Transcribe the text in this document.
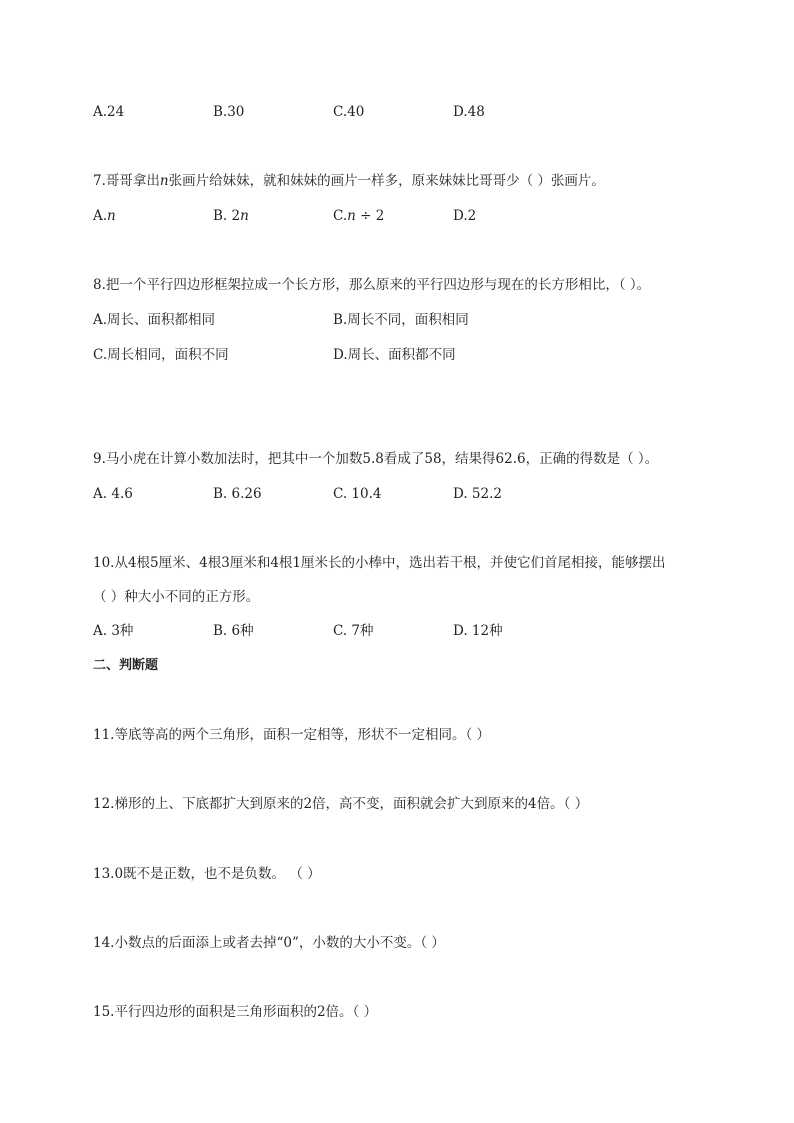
A.24	B.30	C.40	D.48
7.哥哥拿出n张画片给妹妹，就和妹妹的画片一样多，原来妹妹比哥哥少（ ）张画片。
A.n	B. 2n	C.n ÷ 2	D.2
8.把一个平行四边形框架拉成一个长方形，那么原来的平行四边形与现在的长方形相比，（ ）。
A.周长、面积都相同	B.周长不同，面积相同
C.周长相同，面积不同	D.周长、面积都不同
9.马小虎在计算小数加法时，把其中一个加数5.8看成了58，结果得62.6，正确的得数是（ ）。
A. 4.6	B. 6.26	C. 10.4	D. 52.2
10.从4根5厘米、4根3厘米和4根1厘米长的小棒中，选出若干根，并使它们首尾相接，能够摆出
（ ）种大小不同的正方形。
A. 3种	B. 6种	C. 7种	D. 12种
二、判断题
11.等底等高的两个三角形，面积一定相等，形状不一定相同。（ ）
12.梯形的上、下底都扩大到原来的2倍，高不变，面积就会扩大到原来的4倍。（ ）
13.0既不是正数，也不是负数。 （ ）
14.小数点的后面添上或者去掉“0”，小数的大小不变。（ ）
15.平行四边形的面积是三角形面积的2倍。（ ）
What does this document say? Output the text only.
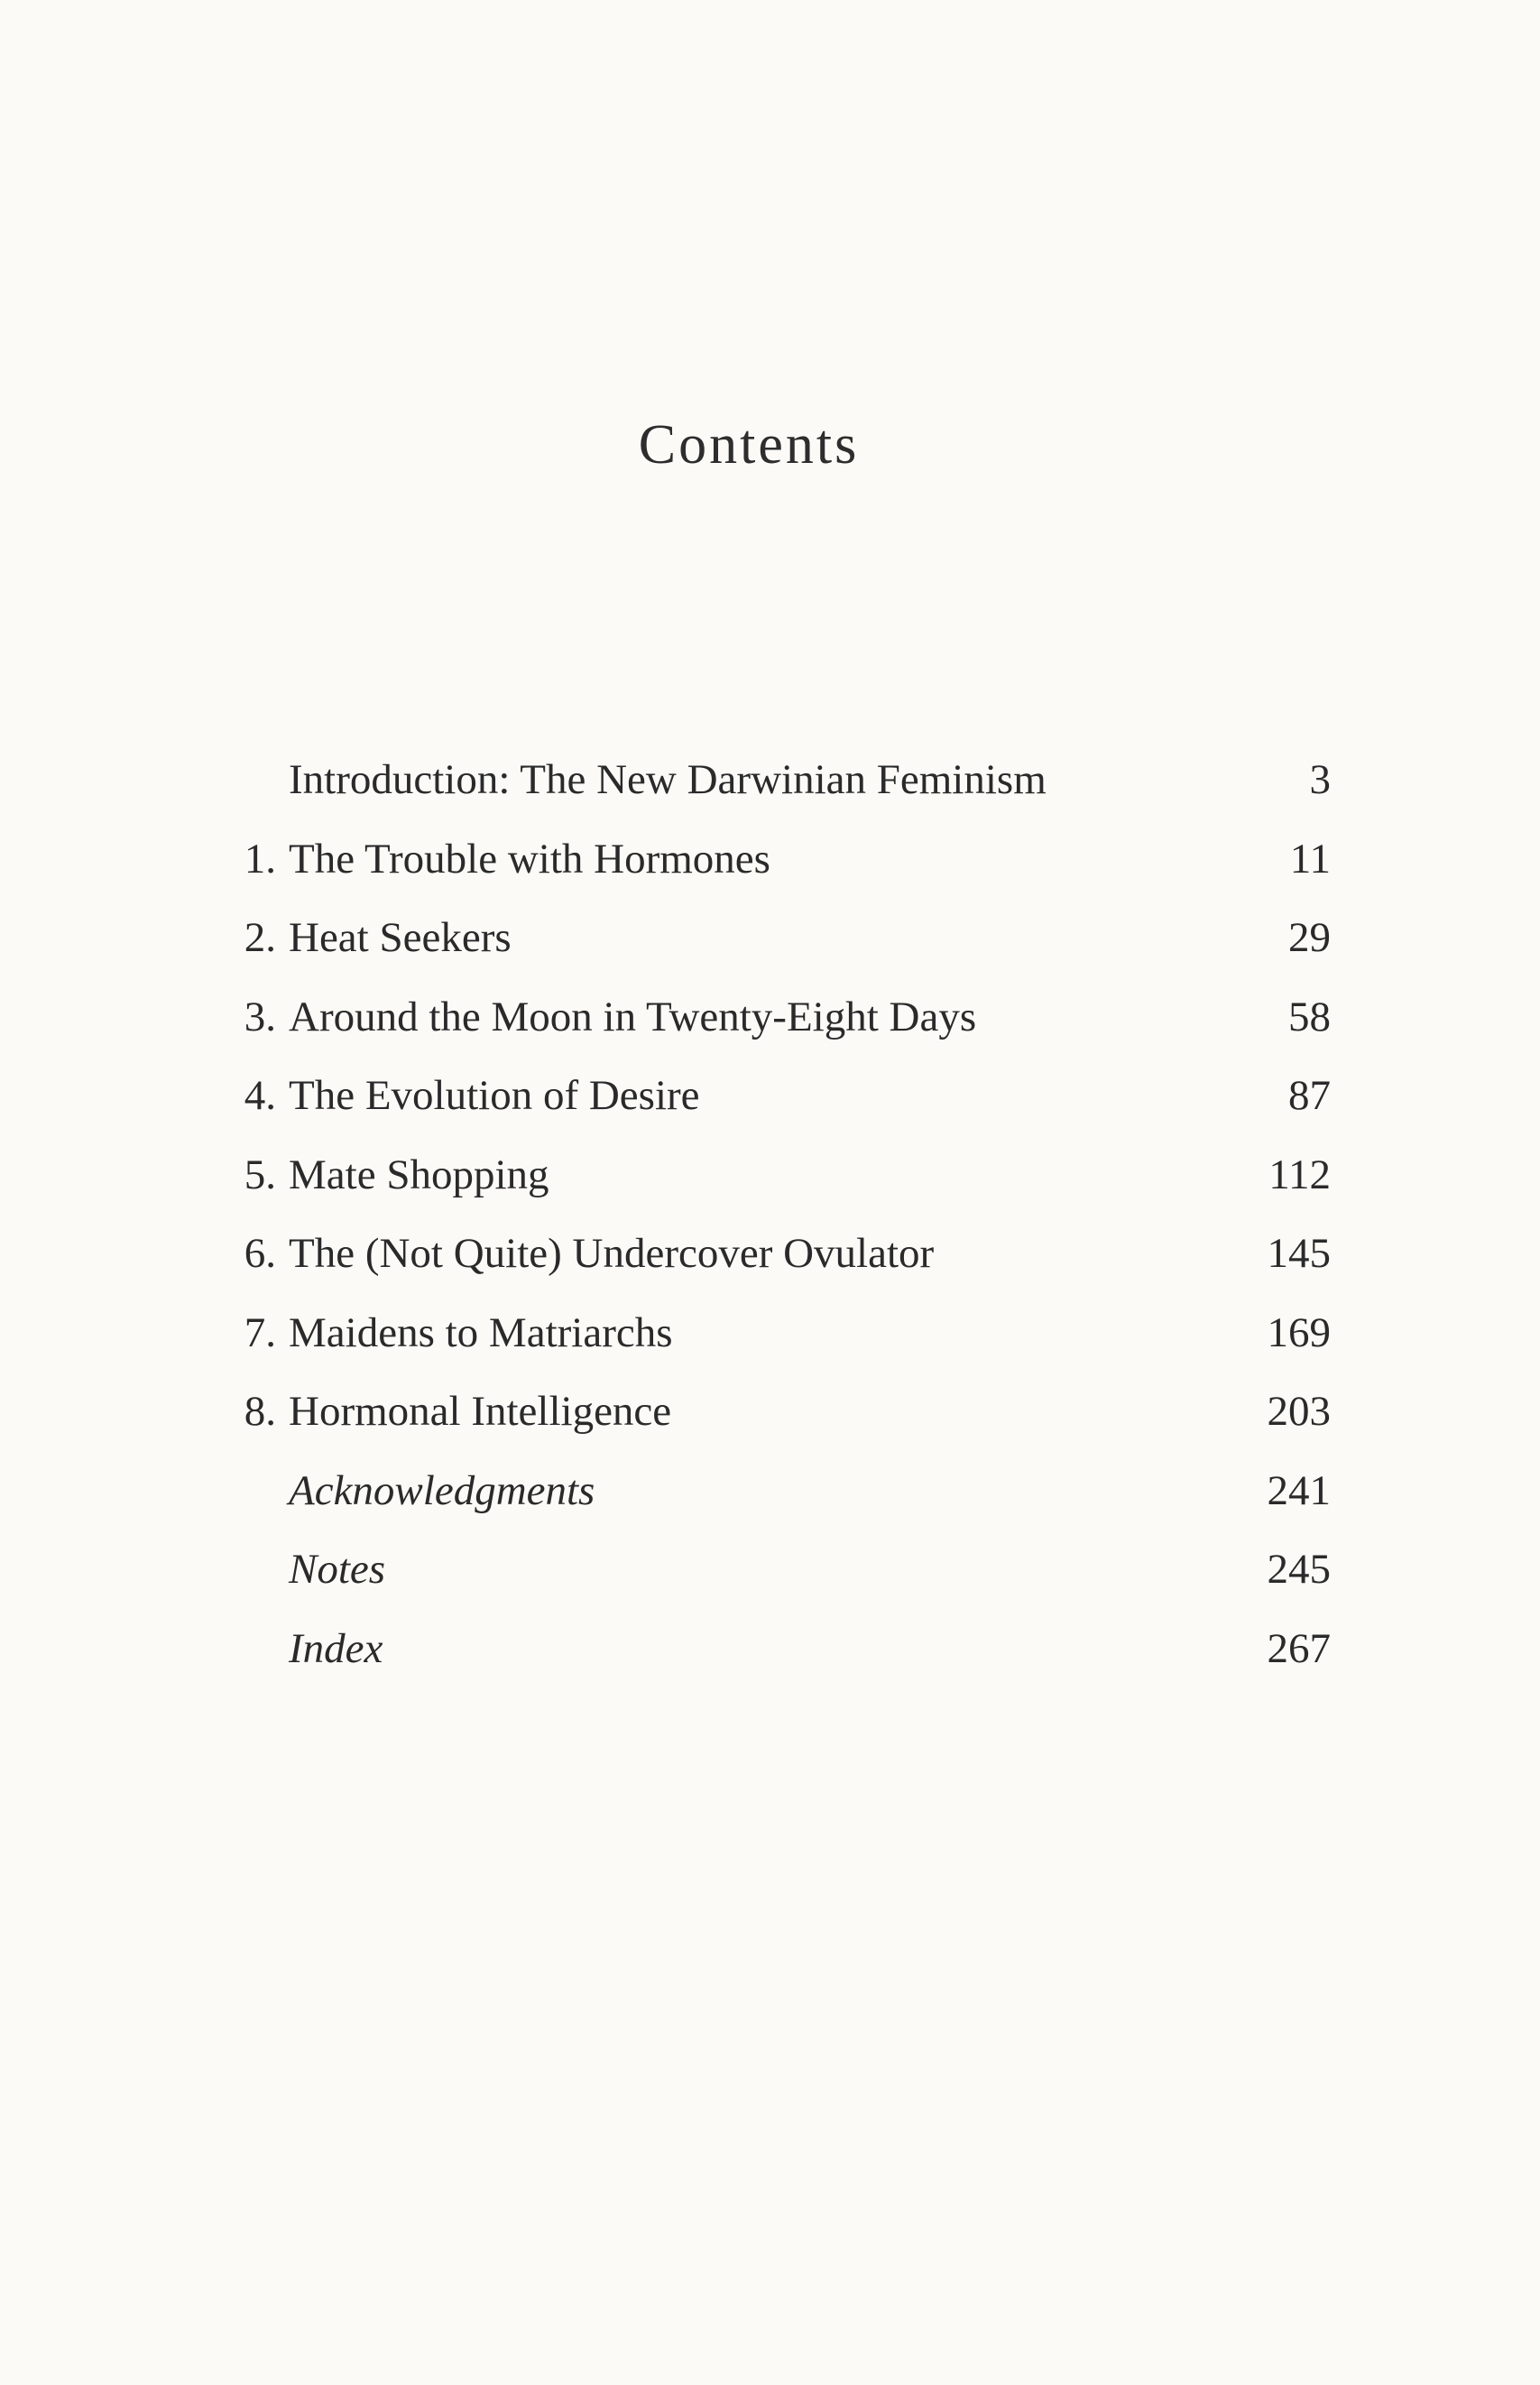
Contents
Introduction: The New Darwinian Feminism	3
1. The Trouble with Hormones	11
2. Heat Seekers	29
3. Around the Moon in Twenty-Eight Days	58
4. The Evolution of Desire	87
5. Mate Shopping	112
6. The (Not Quite) Undercover Ovulator	145
7. Maidens to Matriarchs	169
8. Hormonal Intelligence	203
Acknowledgments	241
Notes	245
Index	267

-=-=-

- _Task_
Every line of the data should be copied as it stands, without the images.

- _Response to the task_
Transcribe the text in this document.
A.24	B.30	C.40	D.48
7.哥哥拿出n张画片给妹妹，就和妹妹的画片一样多，原来妹妹比哥哥少（ ）张画片。
A.n	B. 2n	C.n ÷ 2	D.2
8.把一个平行四边形框架拉成一个长方形，那么原来的平行四边形与现在的长方形相比，（ ）。
A.周长、面积都相同	B.周长不同，面积相同
C.周长相同，面积不同	D.周长、面积都不同
9.马小虎在计算小数加法时，把其中一个加数5.8看成了58，结果得62.6，正确的得数是（ ）。
A. 4.6	B. 6.26	C. 10.4	D. 52.2
10.从4根5厘米、4根3厘米和4根1厘米长的小棒中，选出若干根，并使它们首尾相接，能够摆出
（ ）种大小不同的正方形。
A. 3种	B. 6种	C. 7种	D. 12种
二、判断题
11.等底等高的两个三角形，面积一定相等，形状不一定相同。（ ）
12.梯形的上、下底都扩大到原来的2倍，高不变，面积就会扩大到原来的4倍。（ ）
13.0既不是正数，也不是负数。 （ ）
14.小数点的后面添上或者去掉“0”，小数的大小不变。（ ）
15.平行四边形的面积是三角形面积的2倍。（ ）
What does this document say? Output the text only.
Contents
Introduction: The New Darwinian Feminism	3
1. The Trouble with Hormones	11
2. Heat Seekers	29
3. Around the Moon in Twenty-Eight Days	58
4. The Evolution of Desire	87
5. Mate Shopping	112
6. The (Not Quite) Undercover Ovulator	145
7. Maidens to Matriarchs	169
8. Hormonal Intelligence	203
Acknowledgments	241
Notes	245
Index	267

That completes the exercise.